> _What is being asked_:
In the data below, find each line containing the string "甲级比武血队" and return it.

> _Data provided_:
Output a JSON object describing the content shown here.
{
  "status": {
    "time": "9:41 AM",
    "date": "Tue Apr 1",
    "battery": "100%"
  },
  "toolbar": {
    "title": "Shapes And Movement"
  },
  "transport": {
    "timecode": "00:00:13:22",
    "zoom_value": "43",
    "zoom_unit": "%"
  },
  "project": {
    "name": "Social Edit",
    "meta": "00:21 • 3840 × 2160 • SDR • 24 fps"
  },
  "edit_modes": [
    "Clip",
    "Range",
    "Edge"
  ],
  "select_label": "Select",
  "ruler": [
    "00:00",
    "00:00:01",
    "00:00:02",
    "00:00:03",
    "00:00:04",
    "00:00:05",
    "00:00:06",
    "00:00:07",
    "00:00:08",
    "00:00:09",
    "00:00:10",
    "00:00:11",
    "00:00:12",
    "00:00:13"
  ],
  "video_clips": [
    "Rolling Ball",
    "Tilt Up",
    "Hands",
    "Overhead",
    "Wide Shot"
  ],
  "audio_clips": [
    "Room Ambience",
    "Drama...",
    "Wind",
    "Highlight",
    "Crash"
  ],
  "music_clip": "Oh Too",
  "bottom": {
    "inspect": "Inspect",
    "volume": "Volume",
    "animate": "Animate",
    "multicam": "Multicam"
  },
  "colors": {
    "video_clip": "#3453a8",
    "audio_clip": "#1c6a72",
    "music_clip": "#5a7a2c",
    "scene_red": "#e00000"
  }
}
==
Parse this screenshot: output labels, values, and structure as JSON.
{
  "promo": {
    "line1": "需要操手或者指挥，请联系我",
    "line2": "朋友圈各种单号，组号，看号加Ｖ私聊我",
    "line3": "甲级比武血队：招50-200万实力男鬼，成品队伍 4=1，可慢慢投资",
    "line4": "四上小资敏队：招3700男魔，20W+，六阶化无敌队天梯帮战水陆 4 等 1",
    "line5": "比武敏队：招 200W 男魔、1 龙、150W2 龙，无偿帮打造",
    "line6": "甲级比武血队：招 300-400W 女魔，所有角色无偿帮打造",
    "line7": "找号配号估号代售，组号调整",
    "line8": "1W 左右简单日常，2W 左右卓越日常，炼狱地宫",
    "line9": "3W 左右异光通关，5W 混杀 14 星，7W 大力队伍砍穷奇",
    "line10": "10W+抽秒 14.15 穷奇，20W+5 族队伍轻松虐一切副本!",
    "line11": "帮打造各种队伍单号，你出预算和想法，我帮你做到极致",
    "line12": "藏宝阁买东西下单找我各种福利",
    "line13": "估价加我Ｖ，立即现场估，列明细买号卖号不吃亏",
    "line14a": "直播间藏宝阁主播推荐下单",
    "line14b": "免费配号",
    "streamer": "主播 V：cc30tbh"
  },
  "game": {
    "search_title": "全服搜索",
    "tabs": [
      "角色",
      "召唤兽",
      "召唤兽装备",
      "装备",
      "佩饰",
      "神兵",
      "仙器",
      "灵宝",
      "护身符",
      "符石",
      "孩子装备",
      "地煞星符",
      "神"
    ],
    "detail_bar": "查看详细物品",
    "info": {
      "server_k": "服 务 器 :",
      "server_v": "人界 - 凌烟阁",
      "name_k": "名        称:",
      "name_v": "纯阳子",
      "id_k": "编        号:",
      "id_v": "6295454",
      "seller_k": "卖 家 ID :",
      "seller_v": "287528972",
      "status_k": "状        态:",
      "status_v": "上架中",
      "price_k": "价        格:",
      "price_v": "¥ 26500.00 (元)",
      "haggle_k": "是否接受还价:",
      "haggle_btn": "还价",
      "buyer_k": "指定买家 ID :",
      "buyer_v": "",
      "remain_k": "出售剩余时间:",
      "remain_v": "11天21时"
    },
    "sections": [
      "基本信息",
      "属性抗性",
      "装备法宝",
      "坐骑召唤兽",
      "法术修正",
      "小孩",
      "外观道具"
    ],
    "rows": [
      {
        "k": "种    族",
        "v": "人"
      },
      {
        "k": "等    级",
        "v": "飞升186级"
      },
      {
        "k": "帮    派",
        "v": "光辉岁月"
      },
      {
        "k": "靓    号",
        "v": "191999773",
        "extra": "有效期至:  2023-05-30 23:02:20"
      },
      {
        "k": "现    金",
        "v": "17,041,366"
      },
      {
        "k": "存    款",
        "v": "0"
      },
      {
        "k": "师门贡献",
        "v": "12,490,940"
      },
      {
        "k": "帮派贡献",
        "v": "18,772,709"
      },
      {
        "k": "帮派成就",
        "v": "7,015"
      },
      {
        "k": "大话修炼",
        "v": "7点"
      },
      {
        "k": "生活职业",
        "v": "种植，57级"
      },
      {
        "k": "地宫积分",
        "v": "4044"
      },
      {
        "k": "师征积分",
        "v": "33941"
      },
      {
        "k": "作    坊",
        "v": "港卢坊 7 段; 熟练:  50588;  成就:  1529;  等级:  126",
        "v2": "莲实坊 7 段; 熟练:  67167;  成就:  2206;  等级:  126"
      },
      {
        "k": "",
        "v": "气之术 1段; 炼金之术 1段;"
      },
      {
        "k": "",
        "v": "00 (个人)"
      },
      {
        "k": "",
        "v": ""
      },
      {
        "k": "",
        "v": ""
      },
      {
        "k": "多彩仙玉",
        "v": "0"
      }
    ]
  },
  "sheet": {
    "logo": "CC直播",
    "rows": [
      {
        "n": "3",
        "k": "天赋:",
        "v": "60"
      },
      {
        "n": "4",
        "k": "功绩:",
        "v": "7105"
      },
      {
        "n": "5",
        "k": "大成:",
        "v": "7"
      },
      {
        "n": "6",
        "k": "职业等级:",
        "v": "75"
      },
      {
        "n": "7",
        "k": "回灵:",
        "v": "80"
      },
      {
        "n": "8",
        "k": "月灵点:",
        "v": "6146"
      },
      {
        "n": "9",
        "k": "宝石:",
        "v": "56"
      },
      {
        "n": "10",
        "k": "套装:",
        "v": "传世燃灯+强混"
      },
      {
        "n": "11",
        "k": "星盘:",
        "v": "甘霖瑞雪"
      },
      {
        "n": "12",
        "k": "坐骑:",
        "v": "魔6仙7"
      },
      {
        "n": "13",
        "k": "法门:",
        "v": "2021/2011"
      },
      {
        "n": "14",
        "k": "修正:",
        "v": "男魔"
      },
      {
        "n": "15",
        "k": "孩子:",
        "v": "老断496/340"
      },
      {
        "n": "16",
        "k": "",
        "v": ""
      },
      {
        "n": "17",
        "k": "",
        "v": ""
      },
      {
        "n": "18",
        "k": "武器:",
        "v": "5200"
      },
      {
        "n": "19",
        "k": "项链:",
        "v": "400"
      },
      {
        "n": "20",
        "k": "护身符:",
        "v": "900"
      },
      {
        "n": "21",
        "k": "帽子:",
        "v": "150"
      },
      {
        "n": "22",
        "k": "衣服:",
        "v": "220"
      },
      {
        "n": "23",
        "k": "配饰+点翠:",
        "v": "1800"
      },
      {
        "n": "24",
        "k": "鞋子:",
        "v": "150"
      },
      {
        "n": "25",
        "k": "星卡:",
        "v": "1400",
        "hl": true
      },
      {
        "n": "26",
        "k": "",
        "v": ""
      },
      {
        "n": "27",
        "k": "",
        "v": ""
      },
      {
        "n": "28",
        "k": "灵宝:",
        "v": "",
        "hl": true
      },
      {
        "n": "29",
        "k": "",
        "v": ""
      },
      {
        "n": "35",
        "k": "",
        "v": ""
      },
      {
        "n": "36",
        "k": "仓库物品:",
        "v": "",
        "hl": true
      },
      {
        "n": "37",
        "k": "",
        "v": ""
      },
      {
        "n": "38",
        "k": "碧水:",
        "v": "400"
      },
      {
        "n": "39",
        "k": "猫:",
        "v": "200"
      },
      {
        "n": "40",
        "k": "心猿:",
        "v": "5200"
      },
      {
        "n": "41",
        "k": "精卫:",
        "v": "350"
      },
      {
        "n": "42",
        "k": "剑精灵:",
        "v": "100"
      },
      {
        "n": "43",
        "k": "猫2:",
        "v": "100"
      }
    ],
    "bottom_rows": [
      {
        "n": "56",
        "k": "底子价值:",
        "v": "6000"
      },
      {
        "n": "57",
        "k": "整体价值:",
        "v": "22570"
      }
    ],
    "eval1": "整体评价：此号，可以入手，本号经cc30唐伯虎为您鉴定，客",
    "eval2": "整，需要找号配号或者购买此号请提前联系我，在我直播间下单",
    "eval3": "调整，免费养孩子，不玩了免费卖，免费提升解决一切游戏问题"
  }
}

> _Full response_:
    "line3": "甲级比武血队：招50-200万实力男鬼，成品队伍 4=1，可慢慢投资",
    "line6": "甲级比武血队：招 300-400W 女魔，所有角色无偿帮打造",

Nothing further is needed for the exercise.